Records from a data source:
___
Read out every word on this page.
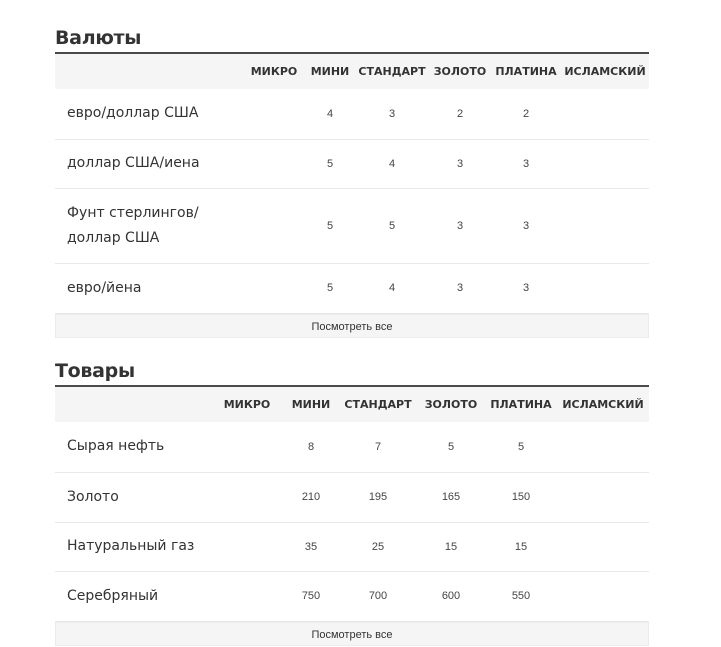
Валюты
	МИКРО	МИНИ	СТАНДАРТ	ЗОЛОТО	ПЛАТИНА	ИСЛАМСКИЙ
евро/доллар США		4	3	2	2	
доллар США/иена		5	4	3	3	
Фунт стерлингов/ доллар США		5	5	3	3	
евро/йена		5	4	3	3	
Посмотреть все
Товары
	МИКРО	МИНИ	СТАНДАРТ	ЗОЛОТО	ПЛАТИНА	ИСЛАМСКИЙ
Сырая нефть		8	7	5	5	
Золото		210	195	165	150	
Натуральный газ		35	25	15	15	
Серебряный		750	700	600	550	
Посмотреть все
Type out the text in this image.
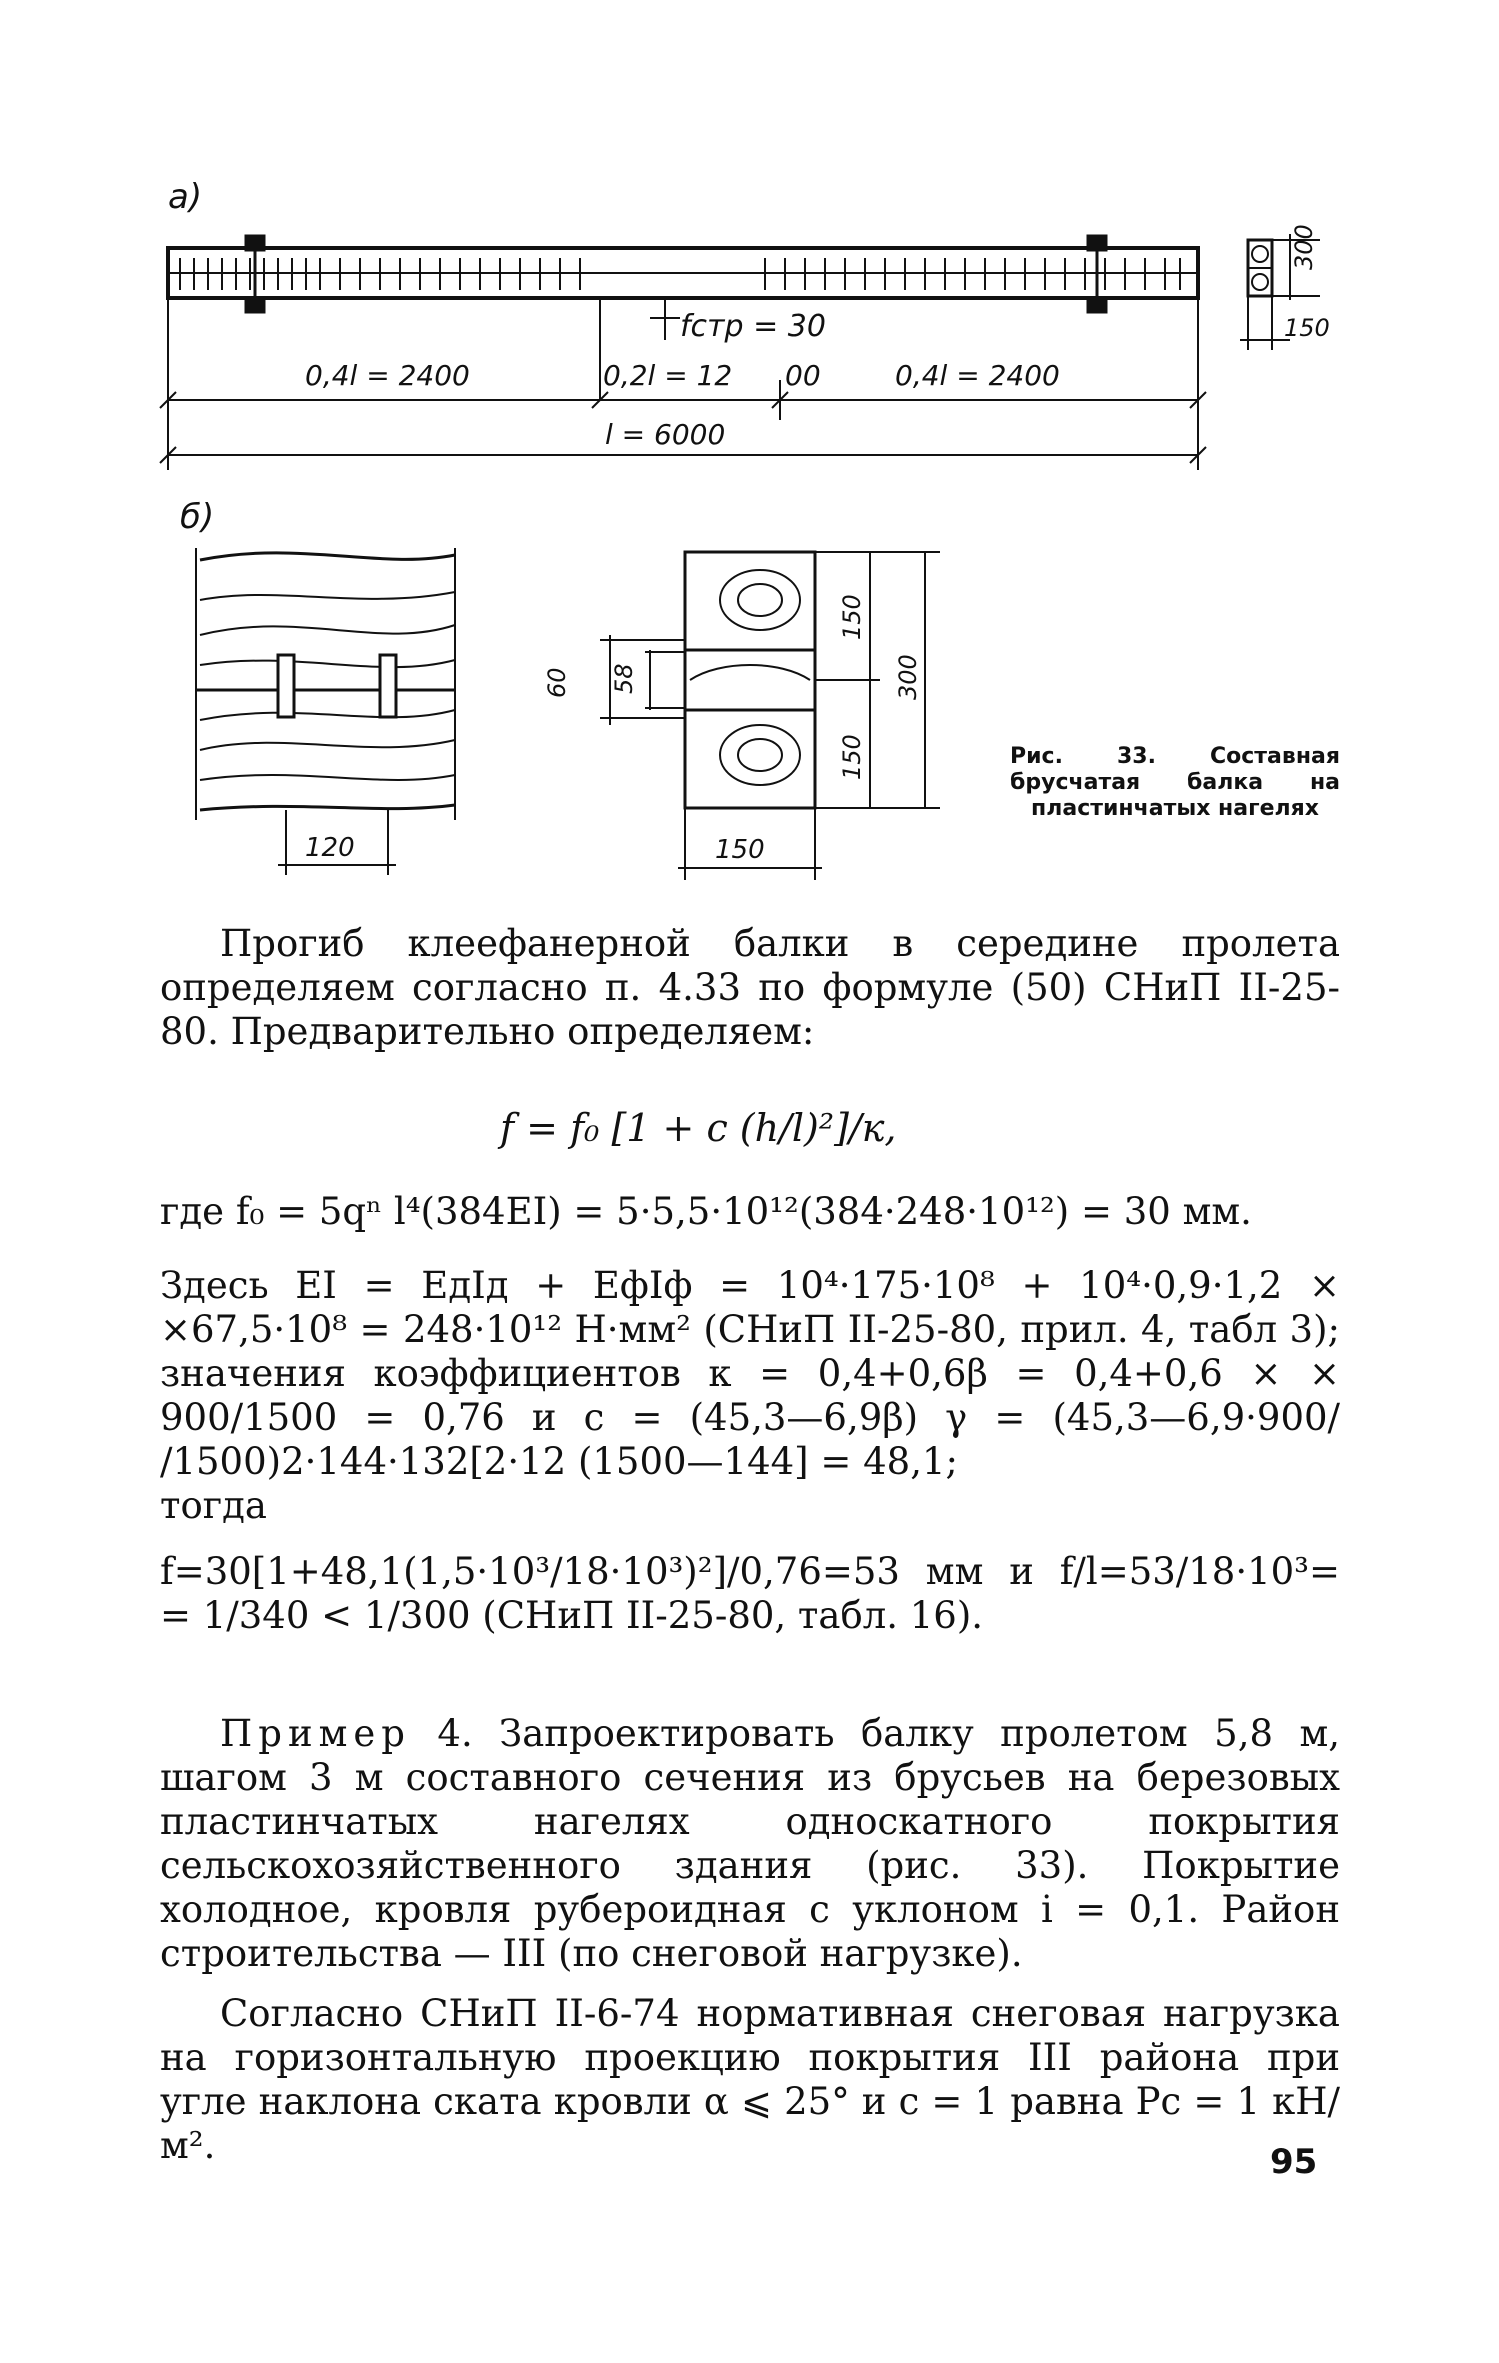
а)
б)
fстр = 30
0,4l = 2400	0,2l = 12 00	0,4l = 2400
l = 6000
300
150
120
60 58
150
150
300
150
Рис. 33. Составная брусчатая балка на пластинчатых нагелях
Прогиб клеефанерной балки в середине пролета определяем согласно п. 4.33 по формуле (50) СНиП II-25-80. Предварительно определяем:
f = f₀ [1 + c (h/l)²]/к,
где f₀ = 5qⁿ l⁴(384EI) = 5·5,5·10¹²(384·248·10¹²) = 30 мм.
Здесь EI = EдIд + EфIф = 10⁴·175·10⁸ + 10⁴·0,9·1,2 × ×67,5·10⁸ = 248·10¹² Н·мм² (СНиП II-25-80, прил. 4, табл 3); значения коэффициентов к = 0,4+0,6β = 0,4+0,6 × × 900/1500 = 0,76 и с = (45,3—6,9β) γ = (45,3—6,9·900/ /1500)2·144·132[2·12 (1500—144] = 48,1;
тогда
f=30[1+48,1(1,5·10³/18·10³)²]/0,76=53 мм и f/l=53/18·10³= = 1/340 < 1/300 (СНиП II-25-80, табл. 16).
Пример 4. Запроектировать балку пролетом 5,8 м, шагом 3 м составного сечения из брусьев на березовых пластинчатых нагелях односкатного покрытия сельскохозяйственного здания (рис. 33). Покрытие холодное, кровля рубероидная с уклоном i = 0,1. Район строительства — III (по снеговой нагрузке).
Согласно СНиП II-6-74 нормативная снеговая нагрузка на горизонтальную проекцию покрытия III района при угле наклона ската кровли α ⩽ 25° и с = 1 равна Pс = 1 кН/м².	95
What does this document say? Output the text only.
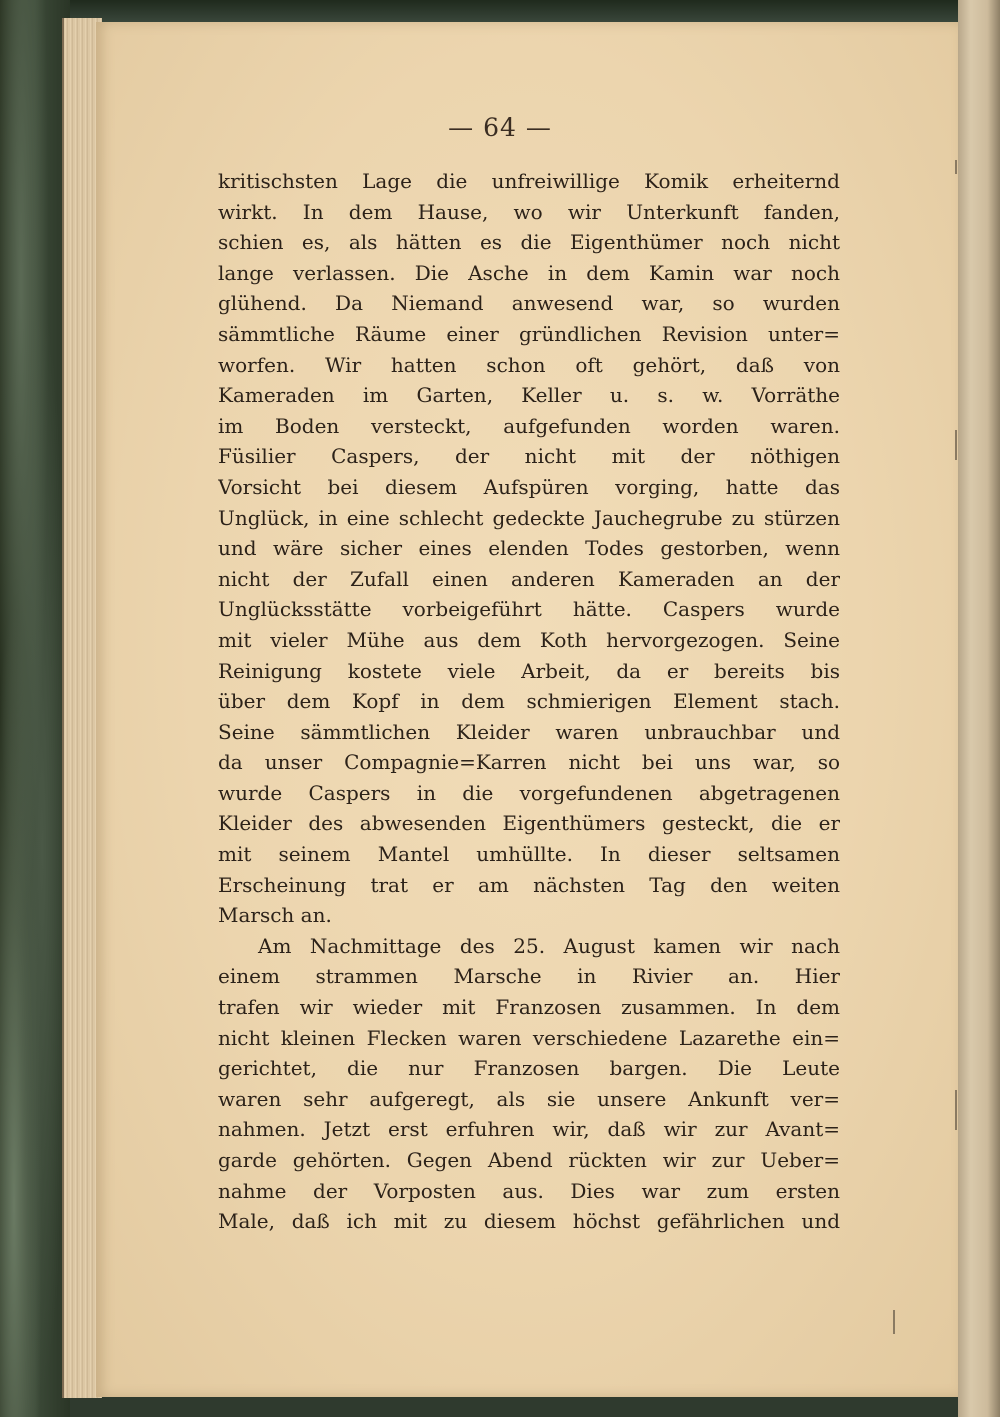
— 64 —
kritischsten Lage die unfreiwillige Komik erheiternd
wirkt. In dem Hause, wo wir Unterkunft fanden,
schien es, als hätten es die Eigenthümer noch nicht
lange verlassen. Die Asche in dem Kamin war noch
glühend. Da Niemand anwesend war, so wurden
sämmtliche Räume einer gründlichen Revision unter=
worfen. Wir hatten schon oft gehört, daß von
Kameraden im Garten, Keller u. s. w. Vorräthe
im Boden versteckt, aufgefunden worden waren.
Füsilier Caspers, der nicht mit der nöthigen
Vorsicht bei diesem Aufspüren vorging, hatte das
Unglück, in eine schlecht gedeckte Jauchegrube zu stürzen
und wäre sicher eines elenden Todes gestorben, wenn
nicht der Zufall einen anderen Kameraden an der
Unglücksstätte vorbeigeführt hätte. Caspers wurde
mit vieler Mühe aus dem Koth hervorgezogen. Seine
Reinigung kostete viele Arbeit, da er bereits bis
über dem Kopf in dem schmierigen Element stach.
Seine sämmtlichen Kleider waren unbrauchbar und
da unser Compagnie=Karren nicht bei uns war, so
wurde Caspers in die vorgefundenen abgetragenen
Kleider des abwesenden Eigenthümers gesteckt, die er
mit seinem Mantel umhüllte. In dieser seltsamen
Erscheinung trat er am nächsten Tag den weiten
Marsch an.
Am Nachmittage des 25. August kamen wir nach
einem strammen Marsche in Rivier an. Hier
trafen wir wieder mit Franzosen zusammen. In dem
nicht kleinen Flecken waren verschiedene Lazarethe ein=
gerichtet, die nur Franzosen bargen. Die Leute
waren sehr aufgeregt, als sie unsere Ankunft ver=
nahmen. Jetzt erst erfuhren wir, daß wir zur Avant=
garde gehörten. Gegen Abend rückten wir zur Ueber=
nahme der Vorposten aus. Dies war zum ersten
Male, daß ich mit zu diesem höchst gefährlichen und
___
Set problem:
Copy every line that contains the string "СНиП".

Exercise answer:
Прогиб клеефанерной балки в середине пролета определяем согласно п. 4.33 по формуле (50) СНиП II-25-80. Предварительно определяем:
Здесь EI = EдIд + EфIф = 10⁴·175·10⁸ + 10⁴·0,9·1,2 × ×67,5·10⁸ = 248·10¹² Н·мм² (СНиП II-25-80, прил. 4, табл 3); значения коэффициентов к = 0,4+0,6β = 0,4+0,6 × × 900/1500 = 0,76 и с = (45,3—6,9β) γ = (45,3—6,9·900/ /1500)2·144·132[2·12 (1500—144] = 48,1;
f=30[1+48,1(1,5·10³/18·10³)²]/0,76=53 мм и f/l=53/18·10³= = 1/340 < 1/300 (СНиП II-25-80, табл. 16).
Согласно СНиП II-6-74 нормативная снеговая нагрузка на горизонтальную проекцию покрытия III района при угле наклона ската кровли α ⩽ 25° и с = 1 равна Pс = 1 кН/м².	95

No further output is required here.